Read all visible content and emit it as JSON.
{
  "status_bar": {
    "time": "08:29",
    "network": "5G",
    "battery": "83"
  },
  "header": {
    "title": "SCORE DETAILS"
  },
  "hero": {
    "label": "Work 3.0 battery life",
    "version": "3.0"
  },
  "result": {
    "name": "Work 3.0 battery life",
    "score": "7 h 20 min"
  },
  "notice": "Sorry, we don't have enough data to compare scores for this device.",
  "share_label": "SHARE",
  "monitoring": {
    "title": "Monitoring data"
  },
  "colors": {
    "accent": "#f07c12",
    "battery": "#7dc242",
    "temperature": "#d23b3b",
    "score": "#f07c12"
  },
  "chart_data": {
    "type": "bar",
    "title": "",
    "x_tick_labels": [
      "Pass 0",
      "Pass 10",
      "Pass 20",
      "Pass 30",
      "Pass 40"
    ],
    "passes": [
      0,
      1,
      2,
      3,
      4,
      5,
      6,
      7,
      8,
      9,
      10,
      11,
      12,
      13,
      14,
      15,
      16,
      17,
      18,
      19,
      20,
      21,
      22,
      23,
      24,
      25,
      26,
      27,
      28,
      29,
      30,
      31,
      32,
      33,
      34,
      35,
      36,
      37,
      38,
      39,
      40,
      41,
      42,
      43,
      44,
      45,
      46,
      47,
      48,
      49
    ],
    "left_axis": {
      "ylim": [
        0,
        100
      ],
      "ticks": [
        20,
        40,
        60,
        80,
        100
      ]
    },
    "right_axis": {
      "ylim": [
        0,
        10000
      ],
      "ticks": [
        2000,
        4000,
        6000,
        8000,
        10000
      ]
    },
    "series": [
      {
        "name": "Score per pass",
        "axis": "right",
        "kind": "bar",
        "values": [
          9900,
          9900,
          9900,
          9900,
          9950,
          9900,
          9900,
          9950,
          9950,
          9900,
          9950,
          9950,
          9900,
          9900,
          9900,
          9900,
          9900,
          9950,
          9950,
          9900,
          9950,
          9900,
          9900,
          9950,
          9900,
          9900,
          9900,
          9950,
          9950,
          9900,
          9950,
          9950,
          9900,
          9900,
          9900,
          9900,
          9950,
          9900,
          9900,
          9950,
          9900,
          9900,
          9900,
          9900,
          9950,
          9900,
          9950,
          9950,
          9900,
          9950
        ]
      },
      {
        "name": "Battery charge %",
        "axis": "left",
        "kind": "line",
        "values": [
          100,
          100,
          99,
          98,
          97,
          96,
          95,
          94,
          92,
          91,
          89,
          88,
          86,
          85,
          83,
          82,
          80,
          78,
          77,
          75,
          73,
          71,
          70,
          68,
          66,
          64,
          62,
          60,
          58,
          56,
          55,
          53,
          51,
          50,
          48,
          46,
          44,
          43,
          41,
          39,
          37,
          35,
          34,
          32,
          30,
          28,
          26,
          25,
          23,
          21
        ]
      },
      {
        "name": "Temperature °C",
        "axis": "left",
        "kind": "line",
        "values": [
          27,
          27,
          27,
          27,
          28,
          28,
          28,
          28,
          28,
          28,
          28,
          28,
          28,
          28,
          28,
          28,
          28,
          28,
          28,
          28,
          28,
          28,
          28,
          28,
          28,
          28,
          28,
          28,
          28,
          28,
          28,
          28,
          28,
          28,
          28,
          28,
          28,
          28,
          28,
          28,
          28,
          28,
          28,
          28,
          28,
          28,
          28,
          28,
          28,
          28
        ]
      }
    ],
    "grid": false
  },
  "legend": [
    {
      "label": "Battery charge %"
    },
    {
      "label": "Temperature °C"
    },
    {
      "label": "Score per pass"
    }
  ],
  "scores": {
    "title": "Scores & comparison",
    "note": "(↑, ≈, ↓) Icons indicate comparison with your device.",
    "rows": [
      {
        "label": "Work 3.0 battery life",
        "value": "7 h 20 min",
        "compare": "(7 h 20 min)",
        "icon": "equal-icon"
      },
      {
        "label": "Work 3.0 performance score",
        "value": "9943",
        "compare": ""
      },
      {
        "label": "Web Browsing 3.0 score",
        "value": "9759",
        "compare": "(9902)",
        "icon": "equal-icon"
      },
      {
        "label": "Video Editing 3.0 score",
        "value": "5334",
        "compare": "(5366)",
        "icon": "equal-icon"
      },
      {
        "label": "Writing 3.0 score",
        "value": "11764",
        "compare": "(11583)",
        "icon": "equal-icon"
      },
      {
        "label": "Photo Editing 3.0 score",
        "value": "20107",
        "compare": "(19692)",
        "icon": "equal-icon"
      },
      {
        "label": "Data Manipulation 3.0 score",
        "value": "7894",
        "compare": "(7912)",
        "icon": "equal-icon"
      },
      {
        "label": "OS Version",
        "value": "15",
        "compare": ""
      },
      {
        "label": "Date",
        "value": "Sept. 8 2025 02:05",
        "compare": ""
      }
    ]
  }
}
----------
▶ Exercise aim
Using the entries above, find all lines with "comparison". Copy them.

▶ Solution to the exercise
    "title": "Scores & comparison",
    "note": "(↑, ≈, ↓) Icons indicate comparison with your device.",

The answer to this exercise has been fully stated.